◆ **Listing**:

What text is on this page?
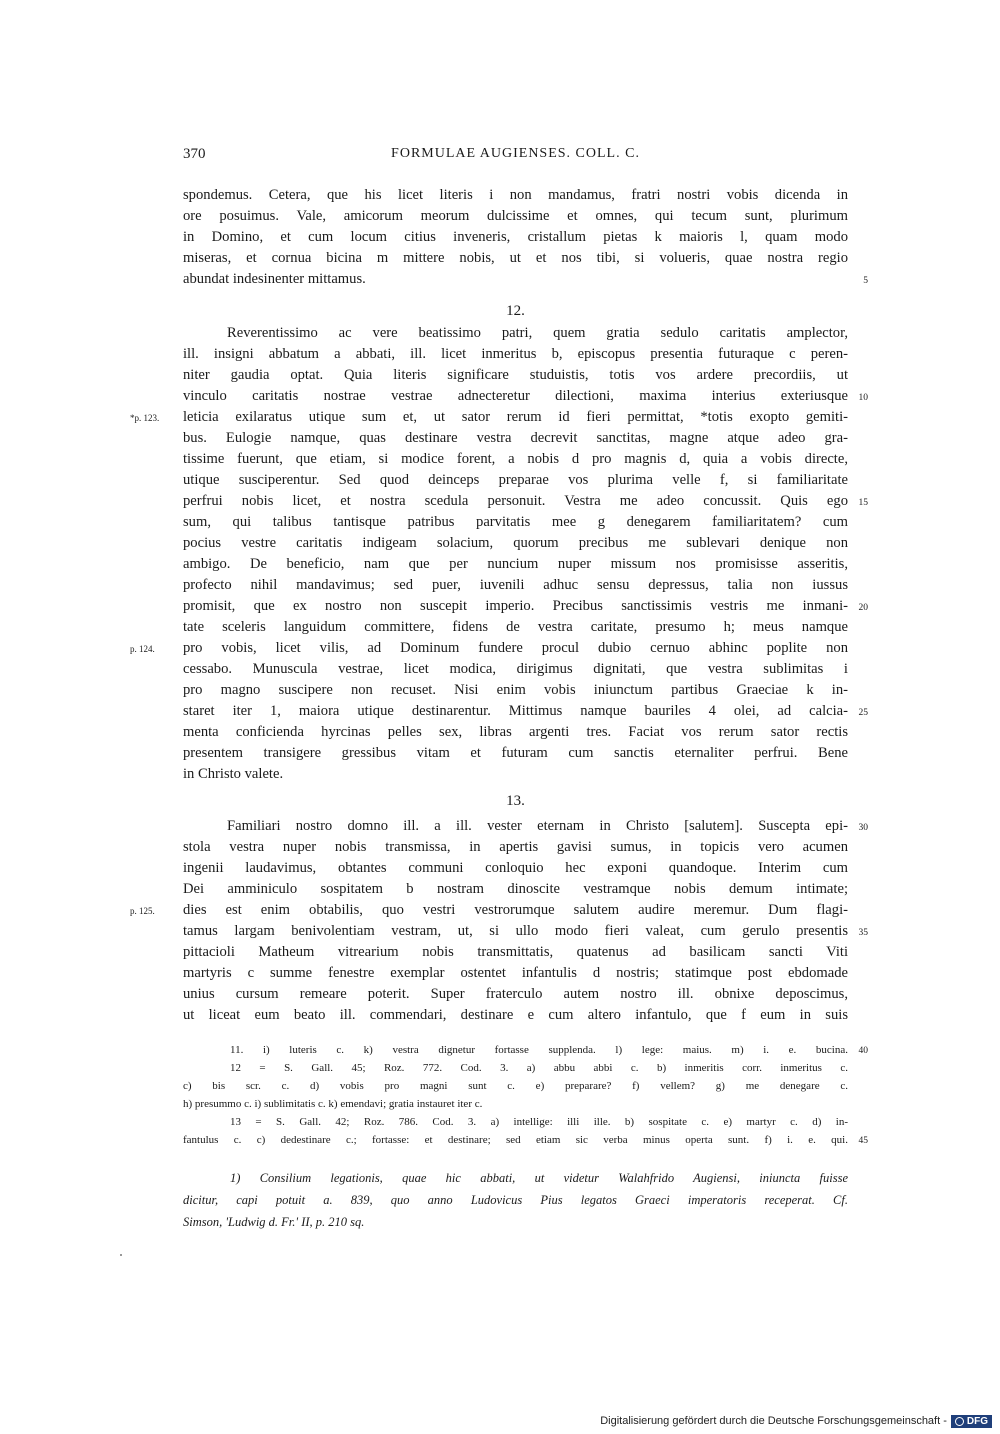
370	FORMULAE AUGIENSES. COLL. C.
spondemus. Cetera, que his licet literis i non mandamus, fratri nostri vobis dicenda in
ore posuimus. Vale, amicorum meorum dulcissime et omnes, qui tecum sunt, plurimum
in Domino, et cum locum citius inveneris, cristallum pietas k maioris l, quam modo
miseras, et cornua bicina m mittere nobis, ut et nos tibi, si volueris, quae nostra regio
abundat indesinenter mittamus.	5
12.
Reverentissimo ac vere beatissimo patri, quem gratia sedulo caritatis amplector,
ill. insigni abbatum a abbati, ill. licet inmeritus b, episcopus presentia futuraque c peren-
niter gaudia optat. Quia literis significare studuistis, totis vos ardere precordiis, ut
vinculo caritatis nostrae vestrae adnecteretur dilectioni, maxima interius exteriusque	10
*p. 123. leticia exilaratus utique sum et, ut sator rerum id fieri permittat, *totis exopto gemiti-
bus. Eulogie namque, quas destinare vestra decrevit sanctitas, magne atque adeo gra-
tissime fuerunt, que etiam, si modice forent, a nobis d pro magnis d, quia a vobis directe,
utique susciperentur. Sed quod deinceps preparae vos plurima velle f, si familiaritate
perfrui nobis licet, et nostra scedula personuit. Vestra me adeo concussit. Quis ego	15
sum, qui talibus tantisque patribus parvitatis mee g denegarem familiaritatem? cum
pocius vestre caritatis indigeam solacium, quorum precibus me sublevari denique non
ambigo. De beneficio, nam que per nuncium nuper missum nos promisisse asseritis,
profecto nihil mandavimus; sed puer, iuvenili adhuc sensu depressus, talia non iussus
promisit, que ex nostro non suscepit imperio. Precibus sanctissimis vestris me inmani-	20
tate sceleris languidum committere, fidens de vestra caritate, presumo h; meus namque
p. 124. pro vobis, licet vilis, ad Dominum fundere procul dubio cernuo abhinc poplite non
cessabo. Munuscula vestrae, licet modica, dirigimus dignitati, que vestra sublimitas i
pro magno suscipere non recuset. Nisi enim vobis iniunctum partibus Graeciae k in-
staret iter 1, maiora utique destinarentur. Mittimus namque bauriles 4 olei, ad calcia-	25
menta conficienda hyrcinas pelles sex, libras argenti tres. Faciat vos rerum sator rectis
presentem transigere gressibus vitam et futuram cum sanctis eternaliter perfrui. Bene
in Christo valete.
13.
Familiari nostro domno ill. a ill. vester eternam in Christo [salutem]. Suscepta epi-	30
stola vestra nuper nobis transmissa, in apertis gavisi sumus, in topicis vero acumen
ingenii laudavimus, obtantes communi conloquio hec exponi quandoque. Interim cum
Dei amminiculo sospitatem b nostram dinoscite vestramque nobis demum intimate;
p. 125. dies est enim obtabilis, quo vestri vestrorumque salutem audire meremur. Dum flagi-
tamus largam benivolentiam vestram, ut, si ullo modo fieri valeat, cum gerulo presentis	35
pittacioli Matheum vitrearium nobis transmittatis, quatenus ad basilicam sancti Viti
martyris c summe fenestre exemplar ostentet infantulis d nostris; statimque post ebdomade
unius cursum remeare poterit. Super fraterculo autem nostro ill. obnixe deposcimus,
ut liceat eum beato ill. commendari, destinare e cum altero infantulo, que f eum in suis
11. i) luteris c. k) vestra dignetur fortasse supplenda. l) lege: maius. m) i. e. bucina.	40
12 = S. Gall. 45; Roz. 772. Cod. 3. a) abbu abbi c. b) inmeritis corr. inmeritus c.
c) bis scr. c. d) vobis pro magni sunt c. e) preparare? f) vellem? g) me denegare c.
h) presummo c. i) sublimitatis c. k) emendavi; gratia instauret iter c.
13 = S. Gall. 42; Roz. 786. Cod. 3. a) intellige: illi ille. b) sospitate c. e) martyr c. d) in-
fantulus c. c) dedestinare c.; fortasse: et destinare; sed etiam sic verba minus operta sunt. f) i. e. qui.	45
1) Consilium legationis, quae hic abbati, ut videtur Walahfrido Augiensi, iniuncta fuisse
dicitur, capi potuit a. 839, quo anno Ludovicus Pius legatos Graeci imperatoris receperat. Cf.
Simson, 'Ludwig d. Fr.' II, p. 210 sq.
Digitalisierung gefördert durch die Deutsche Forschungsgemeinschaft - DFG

--

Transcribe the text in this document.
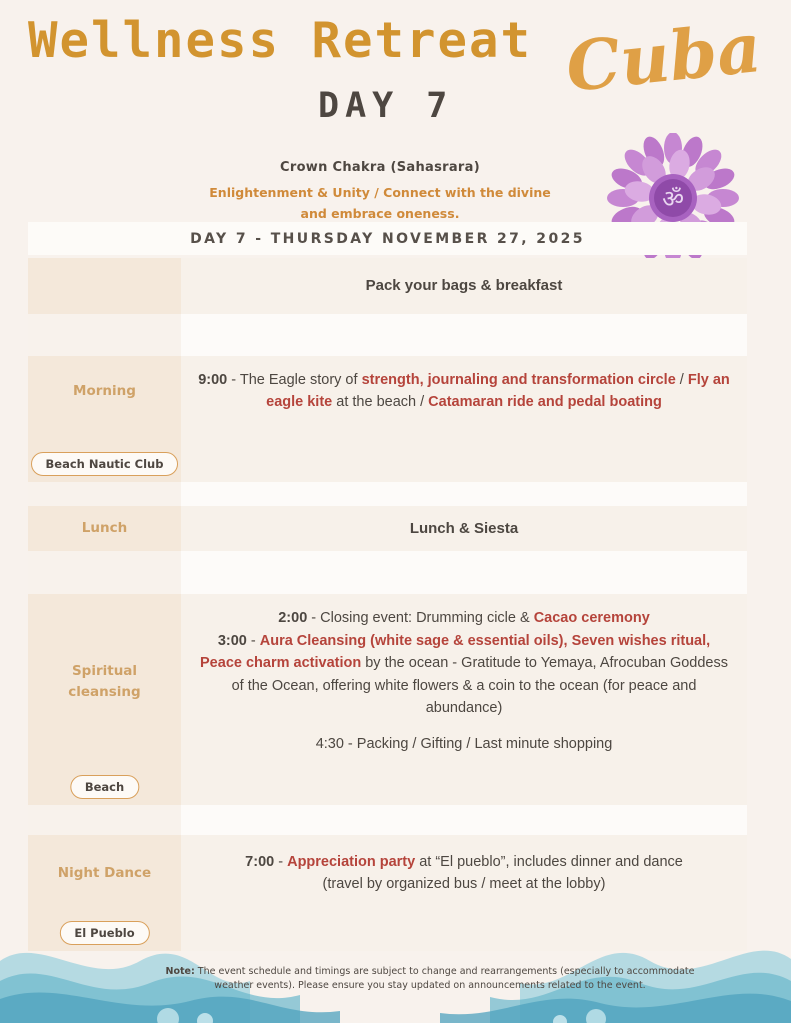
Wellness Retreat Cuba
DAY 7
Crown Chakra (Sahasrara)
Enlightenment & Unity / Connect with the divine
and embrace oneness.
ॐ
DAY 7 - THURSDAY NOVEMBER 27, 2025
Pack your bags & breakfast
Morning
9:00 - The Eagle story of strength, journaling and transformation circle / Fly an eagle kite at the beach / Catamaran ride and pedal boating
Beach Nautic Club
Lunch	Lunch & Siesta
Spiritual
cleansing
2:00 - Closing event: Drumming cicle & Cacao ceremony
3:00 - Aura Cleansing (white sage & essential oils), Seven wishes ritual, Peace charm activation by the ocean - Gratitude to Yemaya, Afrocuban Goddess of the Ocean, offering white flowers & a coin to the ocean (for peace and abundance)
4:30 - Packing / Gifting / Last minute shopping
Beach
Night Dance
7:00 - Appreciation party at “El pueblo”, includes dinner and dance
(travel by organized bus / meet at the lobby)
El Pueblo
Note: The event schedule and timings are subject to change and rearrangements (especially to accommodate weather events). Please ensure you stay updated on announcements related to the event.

◆ **What to work on**: Copy each line of the listing that holds the word "event".

◆ **Expected output**:
2:00 - Closing event: Drumming cicle & Cacao ceremony
Note: The event schedule and timings are subject to change and rearrangements (especially to accommodate weather events). Please ensure you stay updated on announcements related to the event.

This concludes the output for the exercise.